TEXTE D'ÉTUDE:
---+---
An Pierlé & White Velvet

An Pierlé & White Velvet

Pias  |  2006
8 / 10
par Jeff  |  le 21 mai 2006

En deux albums réussis et plus de trois cent prestations live qui l'ont vu s'essayer à de nombreuses configurations, la craquante An Pierlé s'est créé un univers attachant, fruit d'une symbiose parfaite entre la chanteuse anversoise et son piano adoré, et dont on a entendu parler et parlé bien au-delà des frontières du Royaume. Pour ce nouvel album éponyme, après avoir enregistré Mud Stories dans un théâtre gantois et Helium Sunset dans un grenier laboratoire, c'est dans le salon de son domicile gantois que An Pierlé -toujours accompagnée de son compagnon/producteur Koen Gisen- a pris ses quartiers.
---+---
ENTRÉES EXTRAITES:
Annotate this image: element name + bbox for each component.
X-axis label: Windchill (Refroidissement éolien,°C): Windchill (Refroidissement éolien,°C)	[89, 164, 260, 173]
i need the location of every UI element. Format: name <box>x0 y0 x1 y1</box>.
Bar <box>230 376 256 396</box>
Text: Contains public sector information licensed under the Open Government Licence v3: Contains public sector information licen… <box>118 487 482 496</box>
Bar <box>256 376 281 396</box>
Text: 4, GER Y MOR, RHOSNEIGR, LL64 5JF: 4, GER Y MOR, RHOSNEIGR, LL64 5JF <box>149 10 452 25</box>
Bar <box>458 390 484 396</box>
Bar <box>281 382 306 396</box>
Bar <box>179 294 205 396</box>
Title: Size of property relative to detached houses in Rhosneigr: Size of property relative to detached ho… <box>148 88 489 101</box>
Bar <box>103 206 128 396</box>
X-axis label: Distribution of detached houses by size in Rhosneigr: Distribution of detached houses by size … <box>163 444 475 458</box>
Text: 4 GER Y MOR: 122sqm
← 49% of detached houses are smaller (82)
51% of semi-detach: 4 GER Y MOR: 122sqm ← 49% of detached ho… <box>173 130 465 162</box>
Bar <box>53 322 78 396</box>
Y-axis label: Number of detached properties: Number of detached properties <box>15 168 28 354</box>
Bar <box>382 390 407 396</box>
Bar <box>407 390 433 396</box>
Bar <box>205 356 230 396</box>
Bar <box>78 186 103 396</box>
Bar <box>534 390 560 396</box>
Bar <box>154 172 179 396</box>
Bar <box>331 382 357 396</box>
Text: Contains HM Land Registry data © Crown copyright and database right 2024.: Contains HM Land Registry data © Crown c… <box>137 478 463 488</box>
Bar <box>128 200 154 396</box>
---+---
Prolongez, s'il vous plaît, la critique de l'album d'An Pierlé & White Velvet à partir de sa dernière phrase. Les entrées n'ont aucun lien avec la critique de l'album.

Principal point fort de celui-ci: il prouve, si besoin était, que An Pierlé n'avance pas avec des œillères. Après un début de carrière placé sous le sceau de la timidité et de l'intimisme, la délicieuse blonde a entamé une longue période d'émancipation qui se traduit de façon limpide sur ce nouvel effort. En effet, il se dégage de ces treize nouvelles compositions une assurance que l'on n'a pas toujours connue à An Pierlé et aujourd'hui, elle n'a nullement peur d'explorer des territoires qu'elle se bornait à admirer secrètement par le passé. Aussi, si l'album se caractérise par sa pop-rock d'obédience anglo-saxonne, de subtils arrangements dissimulés à ses quatre coins témoignent d'une production plus aventureuse qu'à l'accoutumée. Qu'il s'agisse de notes discrètes de banjo, de saxophone ou de guitare slide, ils sont le reflet de la maturité et de la sagesse qui habite aujourd'hui l'Anversoise. Enregistré à la maison en un peu moins d'un an, ce disque est également imprégné des frémissements qui parsèment la vie domestique. Et ce sont justement ces petits épisodes de la vie quotidienne qui servent de cerise sur le gâteau et apportent à un disque qui ne ferme toutefois pas la porte à l'imaginaire ce reflet et cette consistance le rendant si réussi.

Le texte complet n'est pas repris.